WHAT TO PRODUCE:
Your task is to copy the lines from the line containing "Transcribe this image's" through the end of the listing below, both included, without any pictures.

TASK MATERIAL:
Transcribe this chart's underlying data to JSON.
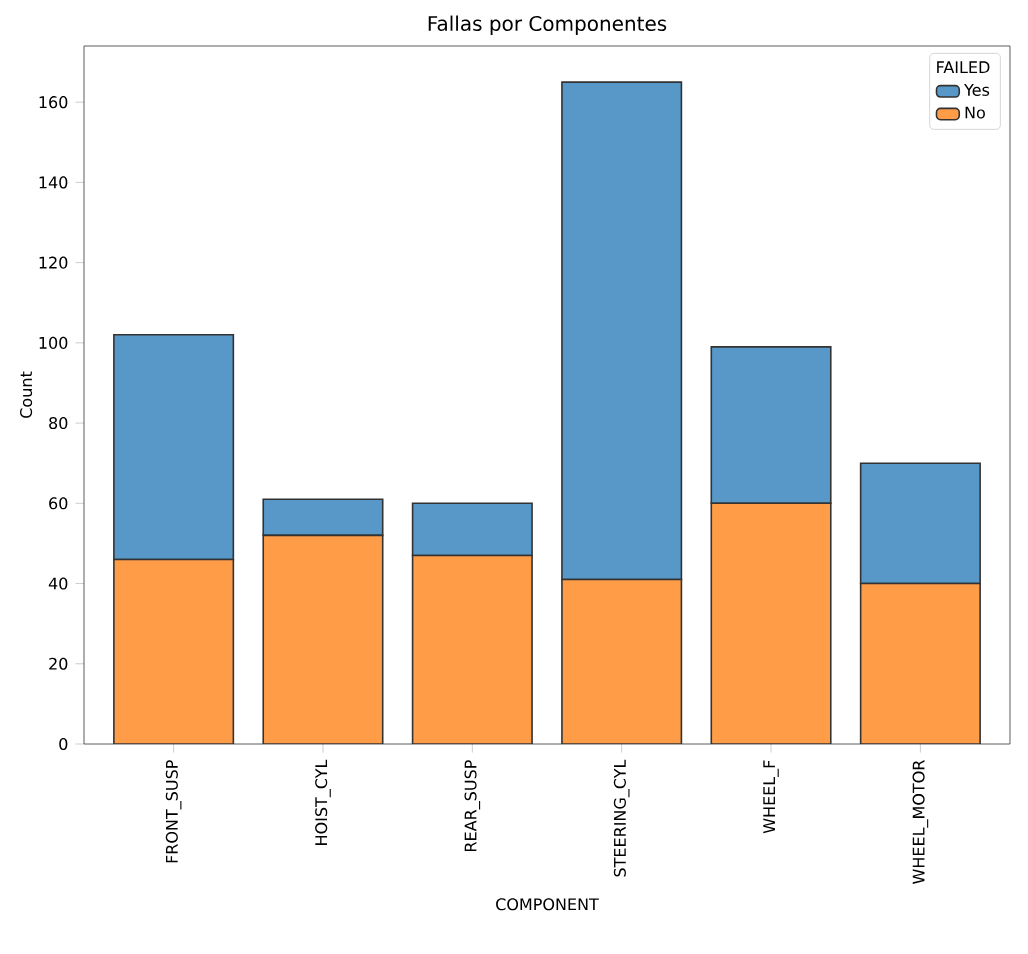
{
  "chart_data": {
    "type": "bar",
    "title": "Fallas por Componentes",
    "xlabel": "COMPONENT",
    "ylabel": "Count",
    "legend_title": "FAILED",
    "categories": [
      "FRONT_SUSP",
      "HOIST_CYL",
      "REAR_SUSP",
      "STEERING_CYL",
      "WHEEL_F",
      "WHEEL_MOTOR"
    ],
    "series": [
      {
        "name": "No",
        "color": "#fe9c48",
        "values": [
          46,
          52,
          47,
          41,
          60,
          40
        ]
      },
      {
        "name": "Yes",
        "color": "#5798c8",
        "values": [
          56,
          9,
          13,
          124,
          39,
          30
        ]
      }
    ],
    "stacked": true,
    "ylim": [
      0,
      174
    ],
    "yticks": [
      0,
      20,
      40,
      60,
      80,
      100,
      120,
      140,
      160
    ],
    "grid": false,
    "legend": "top right"
  }
}
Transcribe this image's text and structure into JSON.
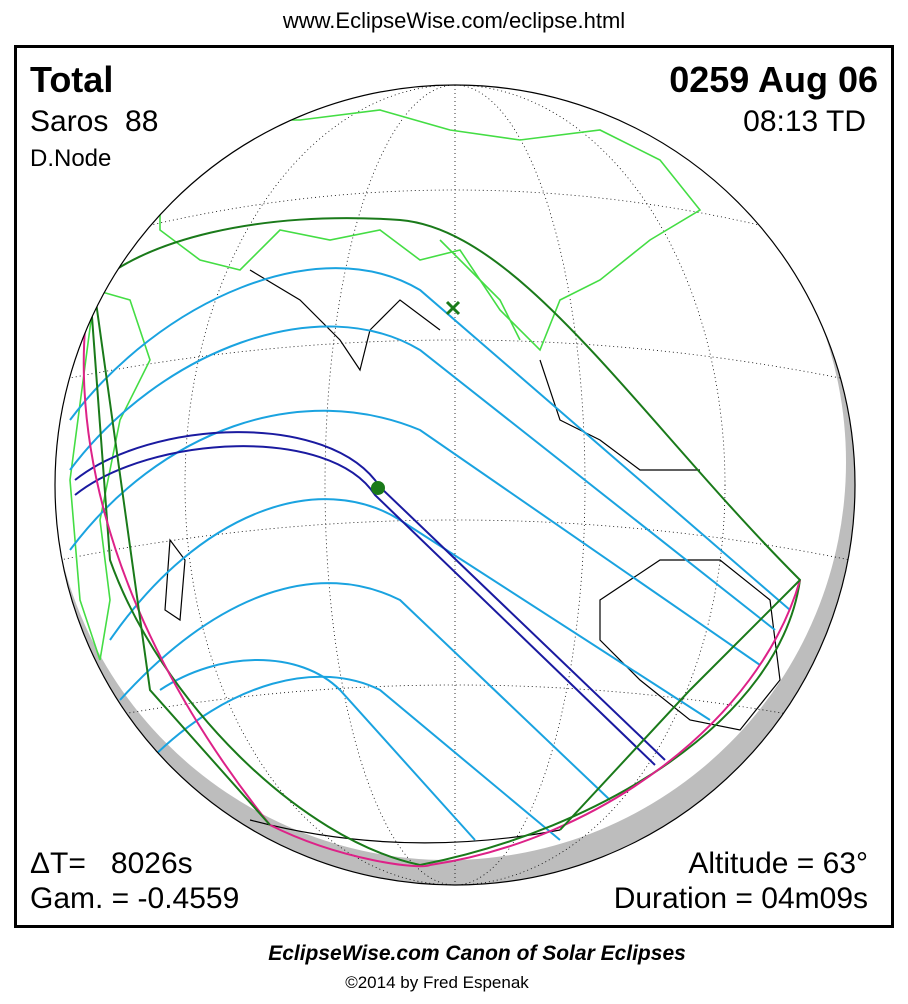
{
  "header": {
    "url": "www.EclipseWise.com/eclipse.html"
  },
  "panel": {
    "eclipse_type": "Total",
    "saros": "Saros  88",
    "node": "D.Node",
    "date": "0259 Aug 06",
    "time": "08:13 TD",
    "delta_t": "ΔT=   8026s",
    "gamma": "Gam. = -0.4559",
    "altitude": "Altitude = 63°",
    "duration": "Duration = 04m09s"
  },
  "footer": {
    "title": "EclipseWise.com Canon of Solar Eclipses",
    "copyright": "©2014 by Fred Espenak"
  }
}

EXERCISE RESPONSE:
Transcribe this image's text and structure into JSON.
{
  "header": {
    "url": "www.EclipseWise.com/eclipse.html"
  },
  "panel": {
    "eclipse_type": "Total",
    "saros": "Saros  88",
    "node": "D.Node",
    "date": "0259 Aug 06",
    "time": "08:13 TD",
    "delta_t": "ΔT=   8026s",
    "gamma": "Gam. = -0.4559",
    "altitude": "Altitude = 63°",
    "duration": "Duration = 04m09s"
  },
  "footer": {
    "title": "EclipseWise.com Canon of Solar Eclipses",
    "copyright": "©2014 by Fred Espenak"
  }
}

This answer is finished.